## WHAT THE EXERCISE ASKS
Write out all the lines again, precisely as they stand, but without the images.

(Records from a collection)
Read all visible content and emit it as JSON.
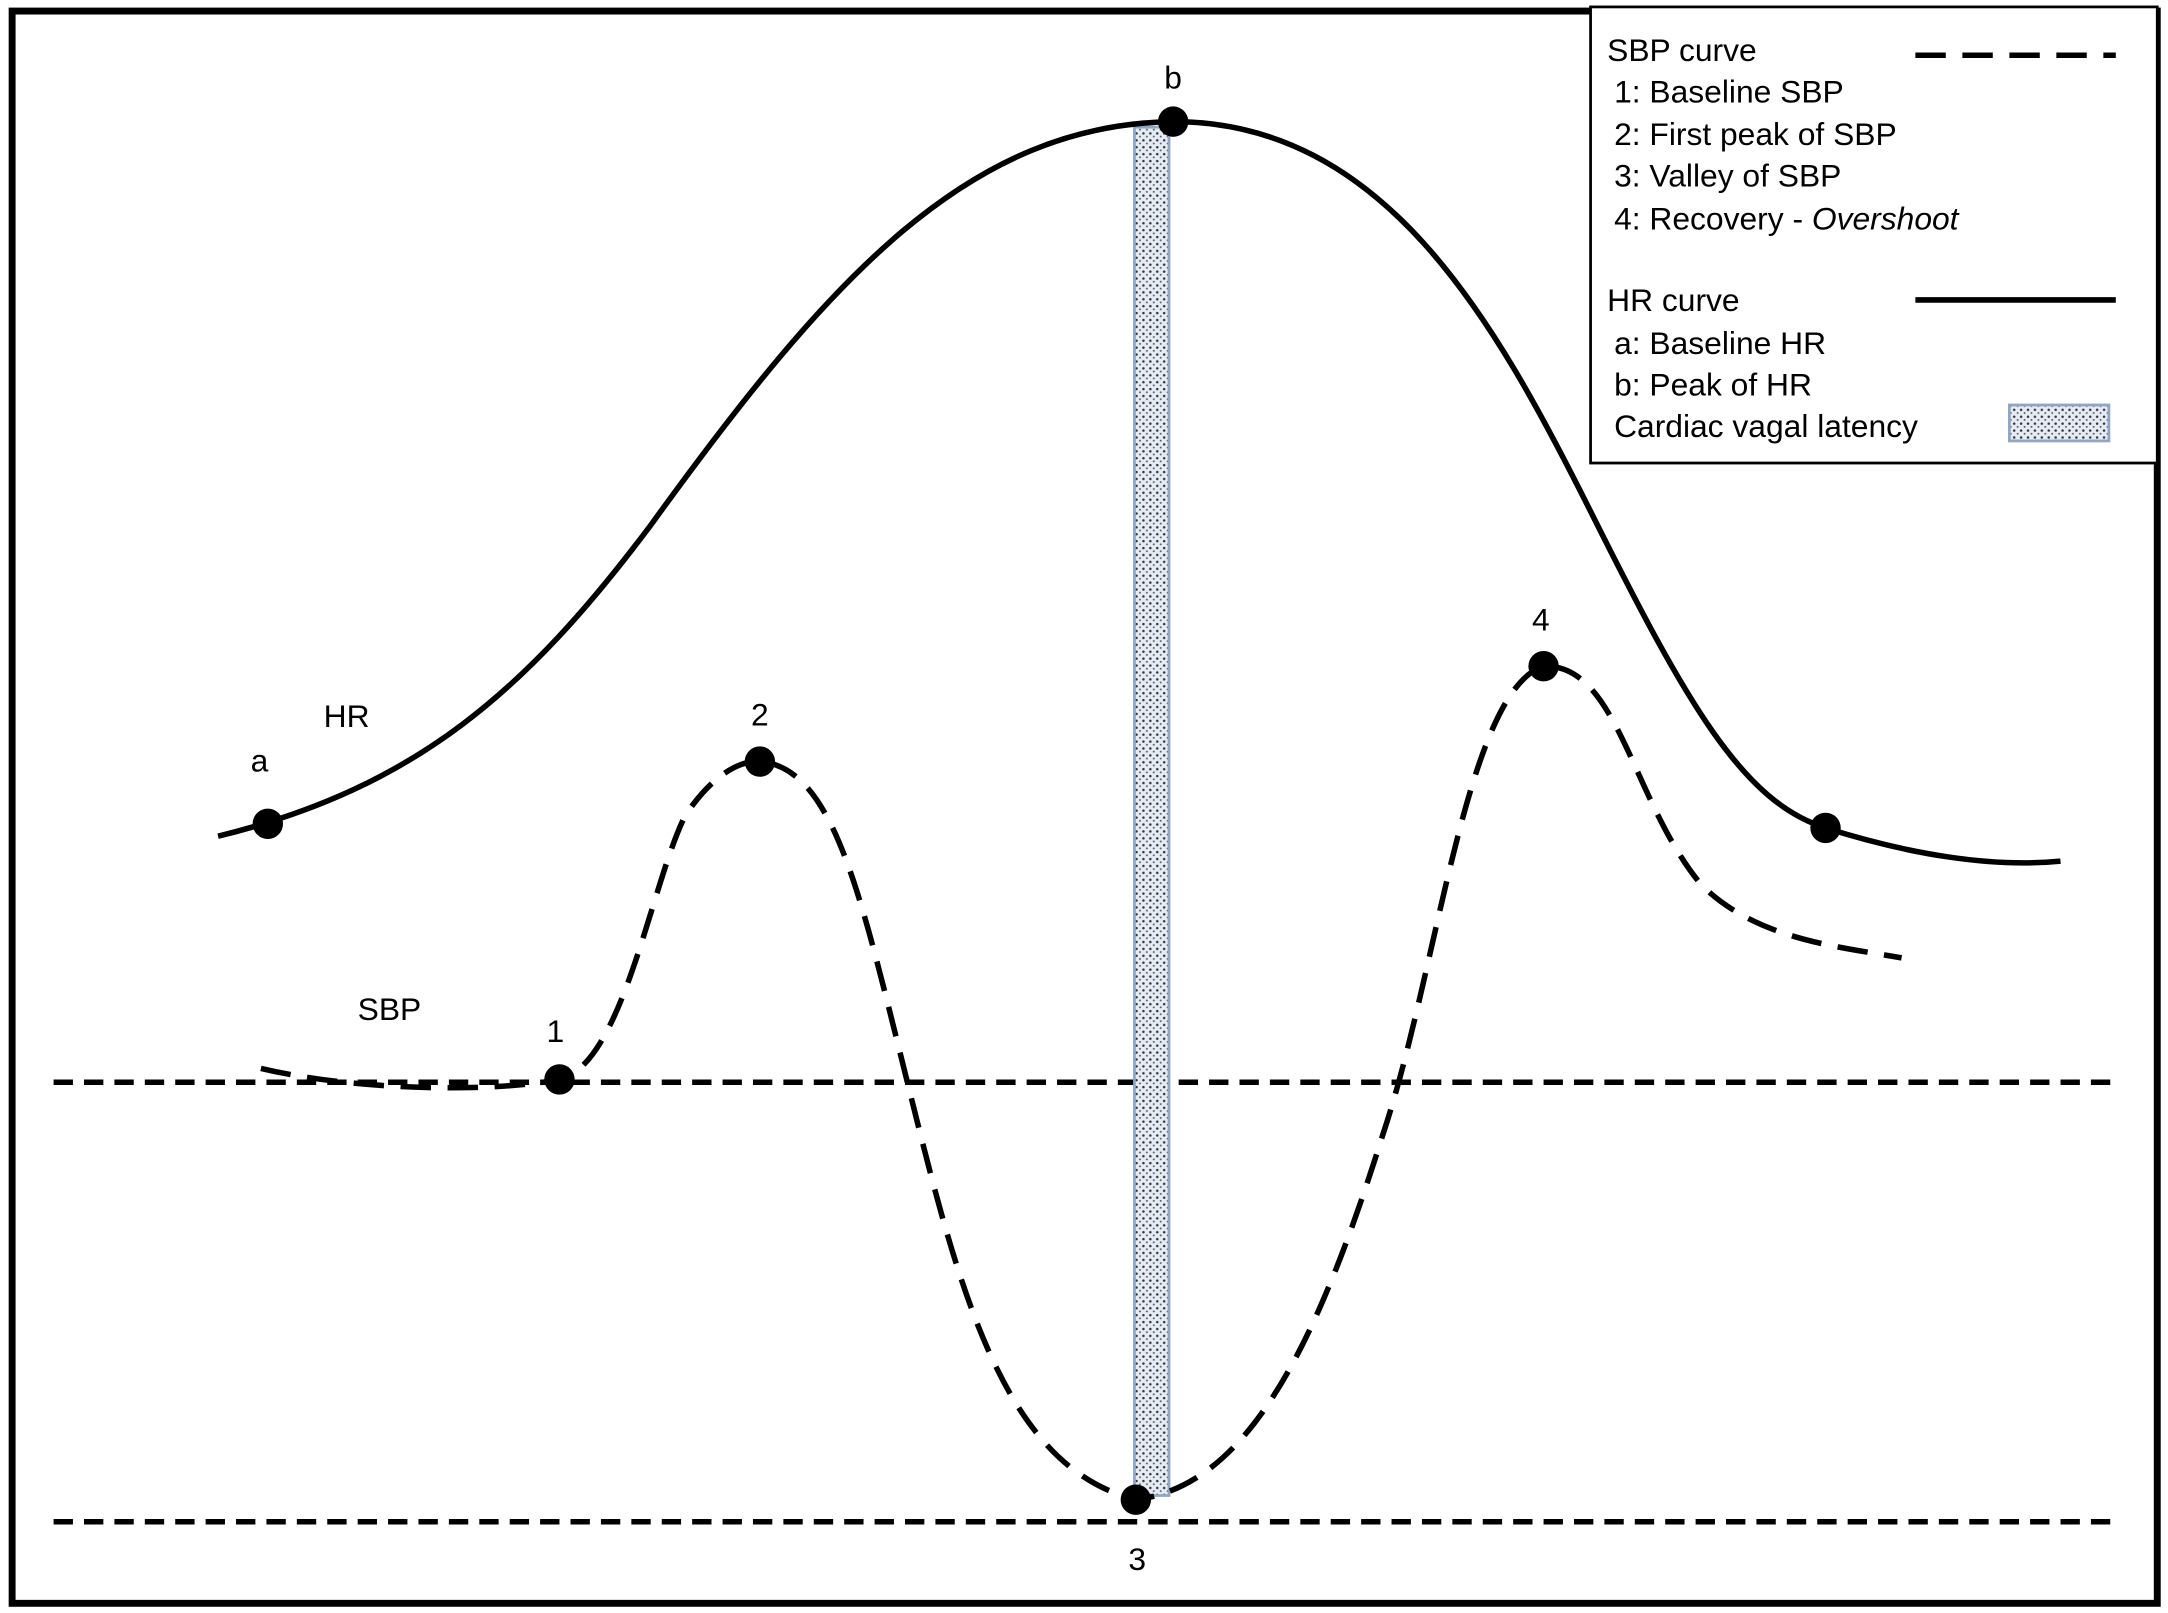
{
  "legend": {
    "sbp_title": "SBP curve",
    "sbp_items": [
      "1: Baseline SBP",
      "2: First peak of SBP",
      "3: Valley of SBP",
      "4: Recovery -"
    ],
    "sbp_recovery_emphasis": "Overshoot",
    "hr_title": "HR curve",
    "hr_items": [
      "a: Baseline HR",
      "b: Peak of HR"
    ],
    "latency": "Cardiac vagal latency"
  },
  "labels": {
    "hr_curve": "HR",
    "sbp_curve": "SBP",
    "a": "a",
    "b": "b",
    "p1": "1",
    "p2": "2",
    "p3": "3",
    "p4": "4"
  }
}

## RESPONSE TO THIS EXERCISE
Read all visible content and emit it as JSON.
{
  "legend": {
    "sbp_title": "SBP curve",
    "sbp_items": [
      "1: Baseline SBP",
      "2: First peak of SBP",
      "3: Valley of SBP",
      "4: Recovery -"
    ],
    "sbp_recovery_emphasis": "Overshoot",
    "hr_title": "HR curve",
    "hr_items": [
      "a: Baseline HR",
      "b: Peak of HR"
    ],
    "latency": "Cardiac vagal latency"
  },
  "labels": {
    "hr_curve": "HR",
    "sbp_curve": "SBP",
    "a": "a",
    "b": "b",
    "p1": "1",
    "p2": "2",
    "p3": "3",
    "p4": "4"
  }
}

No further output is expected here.